— Begin —

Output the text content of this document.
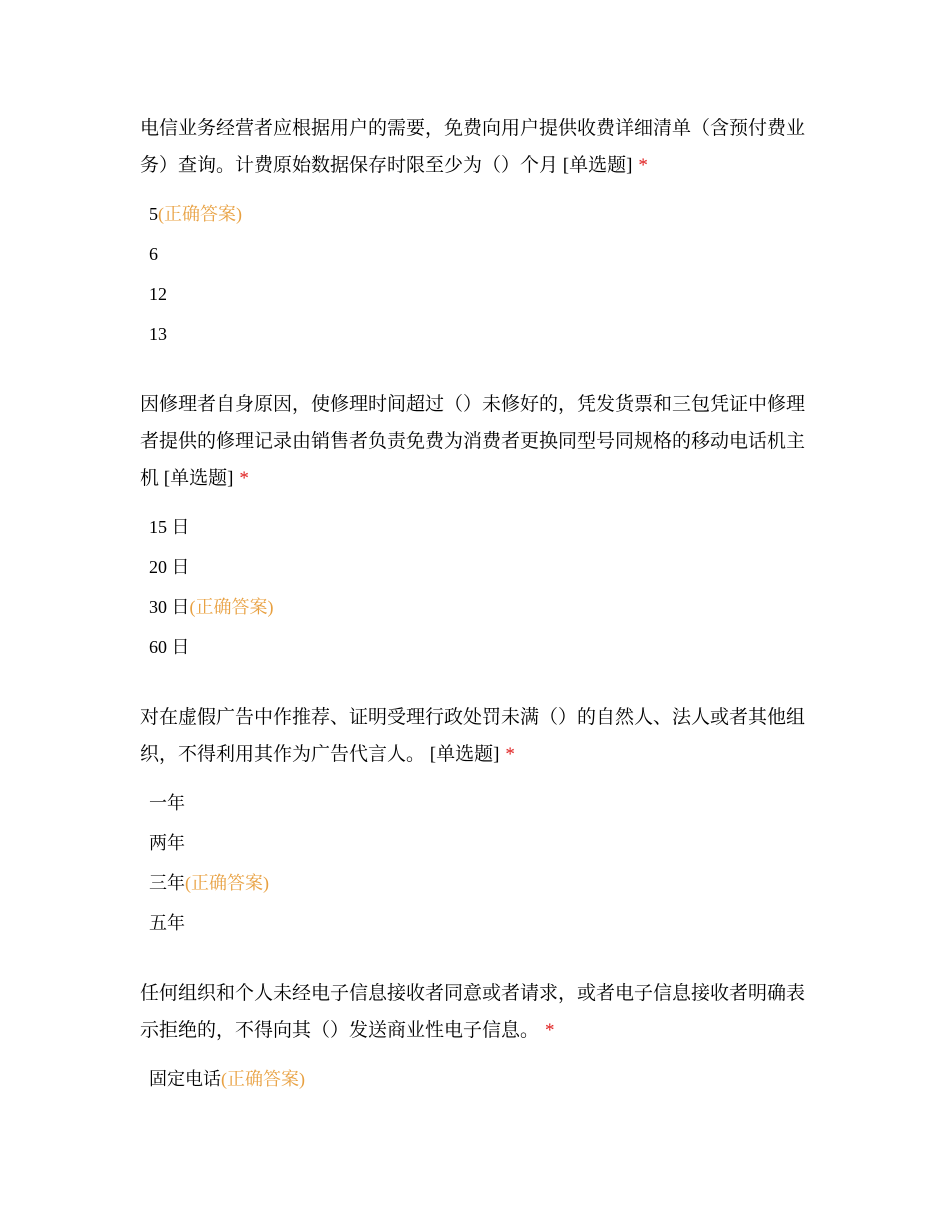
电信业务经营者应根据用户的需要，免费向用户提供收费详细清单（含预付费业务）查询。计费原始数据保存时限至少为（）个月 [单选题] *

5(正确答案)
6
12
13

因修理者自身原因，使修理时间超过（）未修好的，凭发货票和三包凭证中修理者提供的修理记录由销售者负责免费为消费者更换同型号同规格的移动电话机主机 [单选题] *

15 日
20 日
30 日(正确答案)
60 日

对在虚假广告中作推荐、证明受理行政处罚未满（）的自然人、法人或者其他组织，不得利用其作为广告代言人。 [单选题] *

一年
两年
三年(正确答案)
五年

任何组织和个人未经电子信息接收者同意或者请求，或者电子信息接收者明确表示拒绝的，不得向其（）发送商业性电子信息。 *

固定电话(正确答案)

— End —

**SET EXERCISE**. From the material above, reproduce everything verbatim except the pictures.

**SOLVED PROBLEM**.
Output the text content of this document.
电信业务经营者应根据用户的需要，免费向用户提供收费详细清单（含预付费业务）查询。计费原始数据保存时限至少为（）个月 [单选题] *

5(正确答案)
6
12
13

因修理者自身原因，使修理时间超过（）未修好的，凭发货票和三包凭证中修理者提供的修理记录由销售者负责免费为消费者更换同型号同规格的移动电话机主机 [单选题] *

15 日
20 日
30 日(正确答案)
60 日

对在虚假广告中作推荐、证明受理行政处罚未满（）的自然人、法人或者其他组织，不得利用其作为广告代言人。 [单选题] *

一年
两年
三年(正确答案)
五年

任何组织和个人未经电子信息接收者同意或者请求，或者电子信息接收者明确表示拒绝的，不得向其（）发送商业性电子信息。 *

固定电话(正确答案)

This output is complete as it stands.